(begin)
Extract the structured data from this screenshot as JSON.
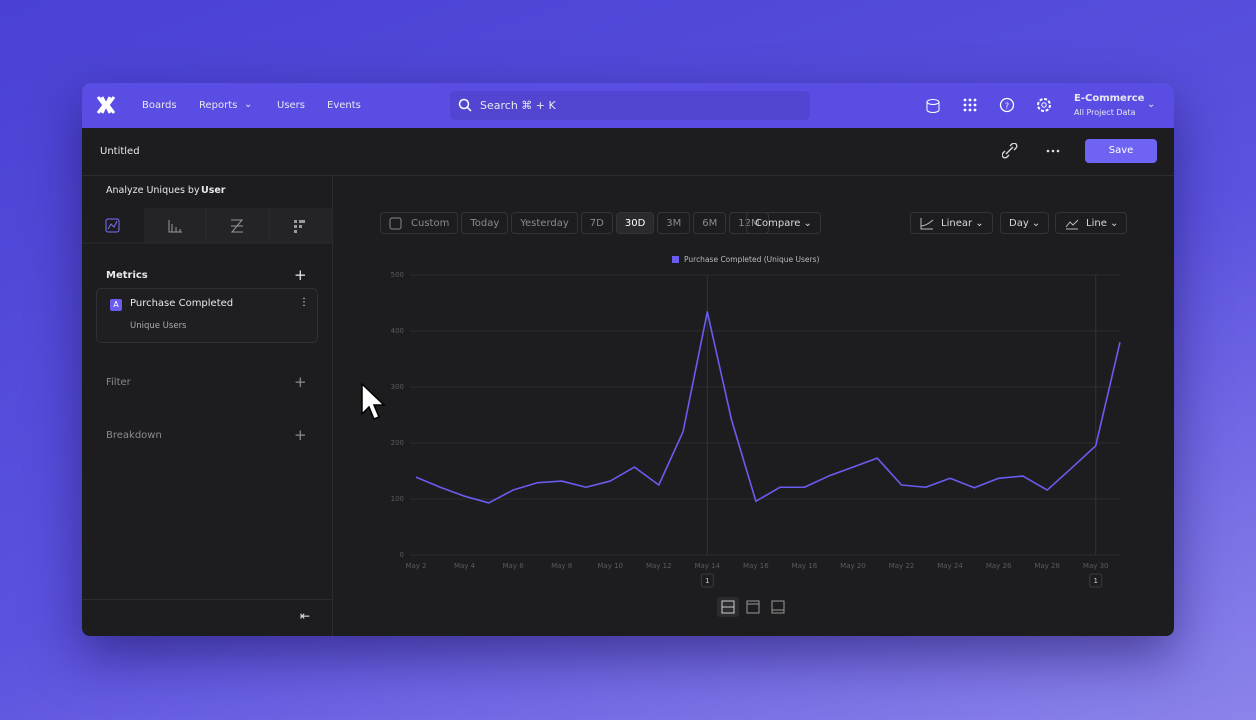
{
  "nav": {
    "items": [
      "Boards",
      "Reports",
      "Users",
      "Events"
    ],
    "search": "Search ⌘ + K",
    "project": "E-Commerce",
    "project_sub": "All Project Data"
  },
  "header": {
    "title": "Untitled",
    "save": "Save"
  },
  "sidebar": {
    "analyze_label": "Analyze Uniques by",
    "analyze_value": "User",
    "metrics_title": "Metrics",
    "metric": {
      "badge": "A",
      "name": "Purchase Completed",
      "sub": "Unique Users"
    },
    "filter": "Filter",
    "breakdown": "Breakdown"
  },
  "toolbar": {
    "ranges": [
      "Custom",
      "Today",
      "Yesterday",
      "7D",
      "30D",
      "3M",
      "6M",
      "12M"
    ],
    "active_range": "30D",
    "compare": "Compare",
    "scale": "Linear",
    "interval": "Day",
    "chart_type": "Line"
  },
  "chart_data": {
    "type": "line",
    "categories": [
      "May 2",
      null,
      "May 4",
      null,
      "May 6",
      null,
      "May 8",
      null,
      "May 10",
      null,
      "May 12",
      null,
      "May 14",
      null,
      "May 16",
      null,
      "May 18",
      null,
      "May 20",
      null,
      "May 22",
      null,
      "May 24",
      null,
      "May 26",
      null,
      "May 28",
      null,
      "May 30",
      null
    ],
    "series": [
      {
        "name": "Purchase Completed (Unique Users)",
        "color": "#6a5cf0",
        "values": [
          139,
          121,
          105,
          93,
          116,
          129,
          132,
          121,
          132,
          157,
          125,
          220,
          434,
          241,
          96,
          121,
          121,
          141,
          157,
          173,
          125,
          121,
          137,
          120,
          137,
          141,
          116,
          155,
          195,
          380
        ]
      }
    ],
    "ylim": [
      0,
      500
    ],
    "yticks": [
      0,
      100,
      200,
      300,
      400,
      500
    ],
    "grid": true,
    "annotations": [
      {
        "x": "May 14",
        "text": "1"
      },
      {
        "x": "May 30",
        "text": "1"
      }
    ]
  }
}
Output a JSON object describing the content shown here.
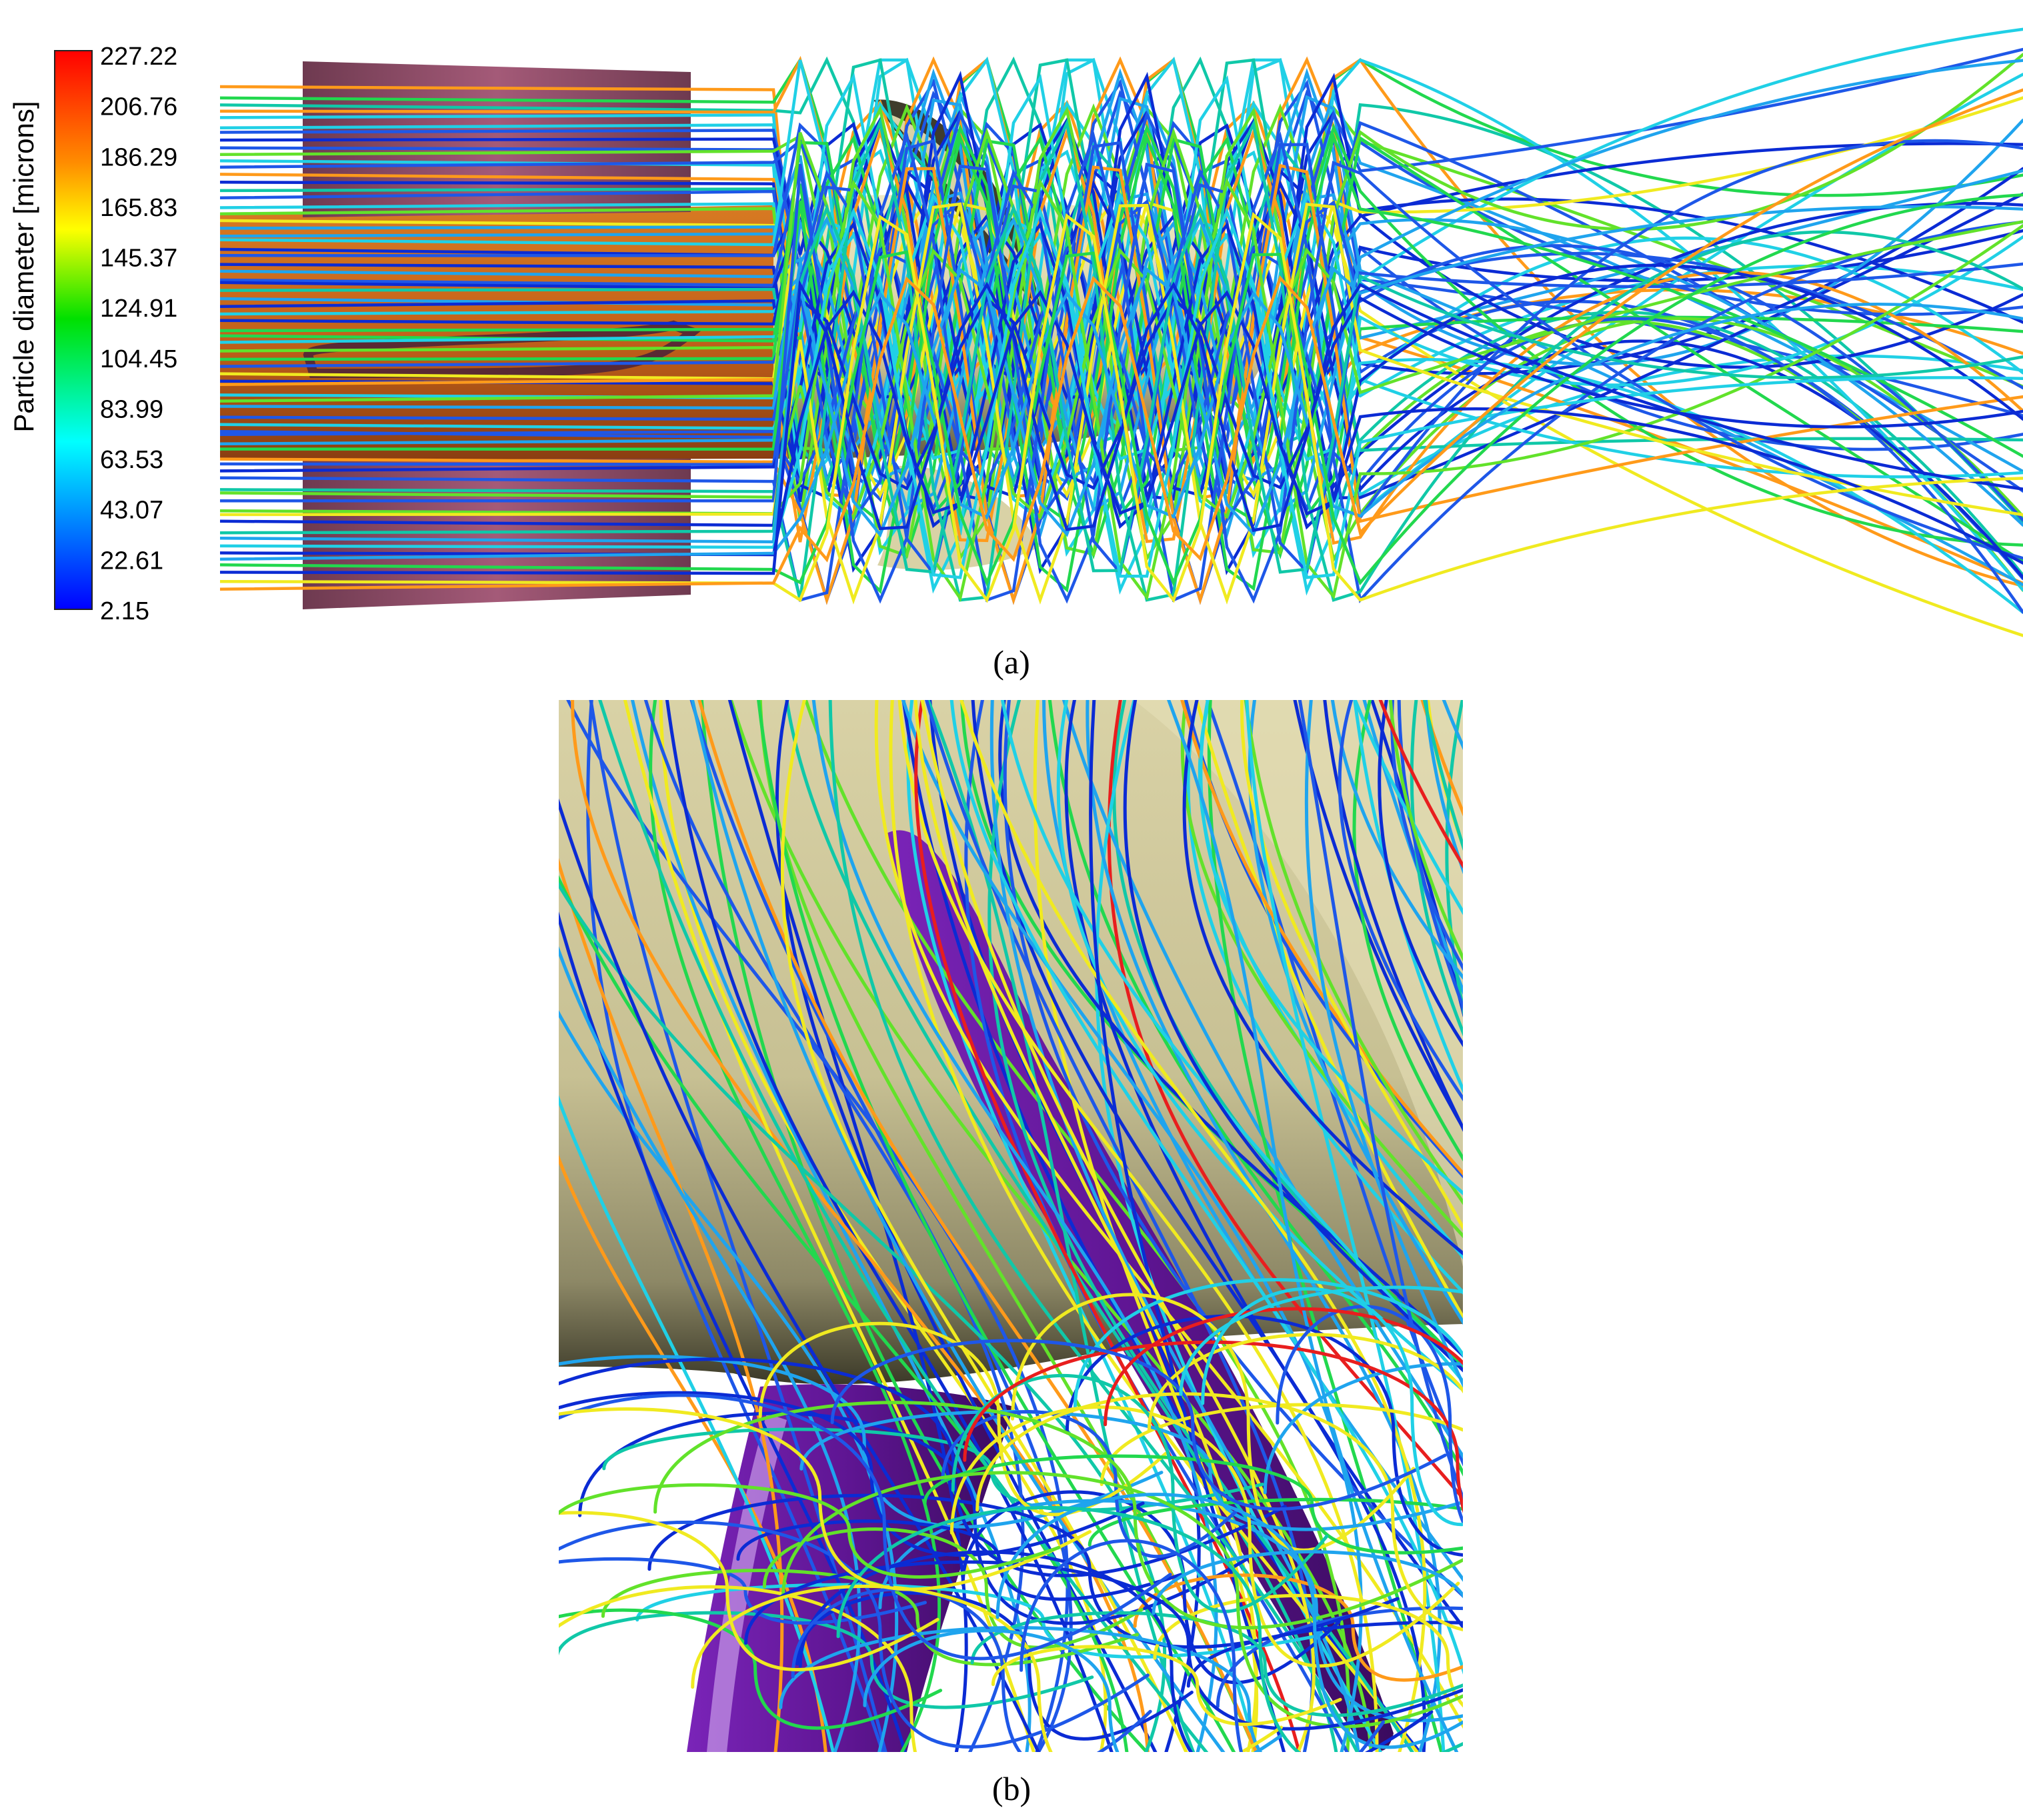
{
  "colorbar": {
    "title": "Particle diameter [microns]",
    "ticks": [
      "227.22",
      "206.76",
      "186.29",
      "165.83",
      "145.37",
      "124.91",
      "104.45",
      "83.99",
      "63.53",
      "43.07",
      "22.61",
      "2.15"
    ],
    "colors": [
      "#ff0000",
      "#ff8c00",
      "#ffff00",
      "#00e000",
      "#00ffff",
      "#0000ff"
    ]
  },
  "panels": [
    {
      "id": "a",
      "caption": "(a)",
      "letter": "a"
    },
    {
      "id": "b",
      "caption": "(b)",
      "letter": "b"
    }
  ],
  "palette": {
    "trajectory_colors": [
      "#0b2bd4",
      "#1e57e8",
      "#1fa4ee",
      "#20d0e6",
      "#10c8a8",
      "#22d84e",
      "#62e22a",
      "#f0ea20",
      "#ff9a1a",
      "#e81e1e"
    ],
    "hub": "#d9d2a6",
    "blade_dark": "#4a4636",
    "strut": "#8e4a64",
    "duct": "#c8691b",
    "blade_purple": "#6a1aa0"
  }
}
(end)
TASK OBJECTIVE
Collect each line containing the string "Users".

FULL RESPONSE
      "Users",
      "sub": "Unique Users"
        "name": "Purchase Completed (Unique Users)",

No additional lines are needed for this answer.